* _EXERCISE PROMPT_
Show every line that has the string "fair" in it.

>> BEGIN MATERIAL

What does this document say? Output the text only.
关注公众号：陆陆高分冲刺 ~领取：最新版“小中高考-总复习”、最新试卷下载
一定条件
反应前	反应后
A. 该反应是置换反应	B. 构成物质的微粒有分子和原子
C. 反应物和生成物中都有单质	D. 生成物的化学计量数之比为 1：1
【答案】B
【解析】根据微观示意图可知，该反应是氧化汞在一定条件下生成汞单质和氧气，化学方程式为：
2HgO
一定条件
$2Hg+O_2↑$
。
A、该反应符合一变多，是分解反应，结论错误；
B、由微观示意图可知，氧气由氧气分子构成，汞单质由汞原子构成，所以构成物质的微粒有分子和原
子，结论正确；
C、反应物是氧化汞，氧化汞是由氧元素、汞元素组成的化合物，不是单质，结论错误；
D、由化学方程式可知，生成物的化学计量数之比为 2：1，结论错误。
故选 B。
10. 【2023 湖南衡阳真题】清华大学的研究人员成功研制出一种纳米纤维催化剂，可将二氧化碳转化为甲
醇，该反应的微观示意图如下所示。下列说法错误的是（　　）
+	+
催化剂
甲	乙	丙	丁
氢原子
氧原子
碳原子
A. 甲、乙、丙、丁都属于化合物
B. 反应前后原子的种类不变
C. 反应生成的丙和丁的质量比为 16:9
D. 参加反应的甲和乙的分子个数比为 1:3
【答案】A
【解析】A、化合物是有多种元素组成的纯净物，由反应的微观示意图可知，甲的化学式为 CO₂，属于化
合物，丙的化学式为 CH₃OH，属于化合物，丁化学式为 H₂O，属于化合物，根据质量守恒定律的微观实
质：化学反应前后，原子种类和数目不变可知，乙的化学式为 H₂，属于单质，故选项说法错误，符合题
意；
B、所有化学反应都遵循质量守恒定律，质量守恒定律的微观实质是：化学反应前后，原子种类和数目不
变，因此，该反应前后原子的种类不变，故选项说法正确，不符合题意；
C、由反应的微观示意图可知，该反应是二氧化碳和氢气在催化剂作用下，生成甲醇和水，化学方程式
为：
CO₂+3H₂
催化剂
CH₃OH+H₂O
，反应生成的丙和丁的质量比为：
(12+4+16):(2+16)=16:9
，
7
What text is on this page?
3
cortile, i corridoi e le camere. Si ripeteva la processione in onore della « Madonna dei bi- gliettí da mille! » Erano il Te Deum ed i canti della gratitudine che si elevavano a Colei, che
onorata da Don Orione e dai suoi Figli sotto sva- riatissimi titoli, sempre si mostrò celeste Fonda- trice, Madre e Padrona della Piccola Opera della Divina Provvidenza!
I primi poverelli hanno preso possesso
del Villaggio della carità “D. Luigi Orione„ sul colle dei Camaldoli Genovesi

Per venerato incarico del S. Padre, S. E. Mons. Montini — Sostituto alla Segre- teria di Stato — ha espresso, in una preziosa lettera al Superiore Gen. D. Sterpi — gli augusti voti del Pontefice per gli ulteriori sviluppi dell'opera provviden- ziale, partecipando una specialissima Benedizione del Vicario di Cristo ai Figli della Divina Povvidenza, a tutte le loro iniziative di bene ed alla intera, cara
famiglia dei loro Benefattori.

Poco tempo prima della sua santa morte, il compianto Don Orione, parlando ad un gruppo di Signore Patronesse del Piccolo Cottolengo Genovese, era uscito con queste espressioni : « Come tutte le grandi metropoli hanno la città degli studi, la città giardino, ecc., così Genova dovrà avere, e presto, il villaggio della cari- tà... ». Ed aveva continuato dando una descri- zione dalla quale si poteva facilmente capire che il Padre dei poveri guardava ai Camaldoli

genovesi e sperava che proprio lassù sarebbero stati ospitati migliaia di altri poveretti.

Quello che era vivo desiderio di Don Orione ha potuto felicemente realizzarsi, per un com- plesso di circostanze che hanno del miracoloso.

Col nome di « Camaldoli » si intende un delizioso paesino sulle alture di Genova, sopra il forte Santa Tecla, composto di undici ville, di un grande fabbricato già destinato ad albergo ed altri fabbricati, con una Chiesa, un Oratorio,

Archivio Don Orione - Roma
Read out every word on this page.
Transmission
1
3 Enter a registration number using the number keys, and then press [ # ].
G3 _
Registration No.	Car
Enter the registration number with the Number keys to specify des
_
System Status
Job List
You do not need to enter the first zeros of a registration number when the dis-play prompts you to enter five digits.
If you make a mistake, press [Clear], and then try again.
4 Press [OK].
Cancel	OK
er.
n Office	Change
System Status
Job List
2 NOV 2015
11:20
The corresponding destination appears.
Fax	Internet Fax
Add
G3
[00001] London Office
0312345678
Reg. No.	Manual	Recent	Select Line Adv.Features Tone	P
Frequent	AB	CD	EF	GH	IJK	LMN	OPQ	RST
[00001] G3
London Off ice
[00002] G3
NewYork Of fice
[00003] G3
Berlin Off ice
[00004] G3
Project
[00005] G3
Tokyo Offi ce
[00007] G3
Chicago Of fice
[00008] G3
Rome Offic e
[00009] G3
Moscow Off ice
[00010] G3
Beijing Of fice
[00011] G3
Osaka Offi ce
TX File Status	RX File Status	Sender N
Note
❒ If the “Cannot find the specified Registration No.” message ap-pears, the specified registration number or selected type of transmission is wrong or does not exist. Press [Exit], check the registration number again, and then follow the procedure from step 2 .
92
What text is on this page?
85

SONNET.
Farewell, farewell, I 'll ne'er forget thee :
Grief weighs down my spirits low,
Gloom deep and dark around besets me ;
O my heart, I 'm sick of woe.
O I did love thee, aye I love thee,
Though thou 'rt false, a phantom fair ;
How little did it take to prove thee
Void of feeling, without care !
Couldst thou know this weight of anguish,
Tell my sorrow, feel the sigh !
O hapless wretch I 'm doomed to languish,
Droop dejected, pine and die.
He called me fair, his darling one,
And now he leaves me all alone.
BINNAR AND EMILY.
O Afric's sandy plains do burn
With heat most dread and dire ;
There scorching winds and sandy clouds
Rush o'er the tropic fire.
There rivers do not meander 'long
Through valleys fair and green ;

>> END MATERIAL

* _REPLY TO THE TASK_
Though thou 'rt false, a phantom fair ;
He called me fair, his darling one,
Through valleys fair and green ;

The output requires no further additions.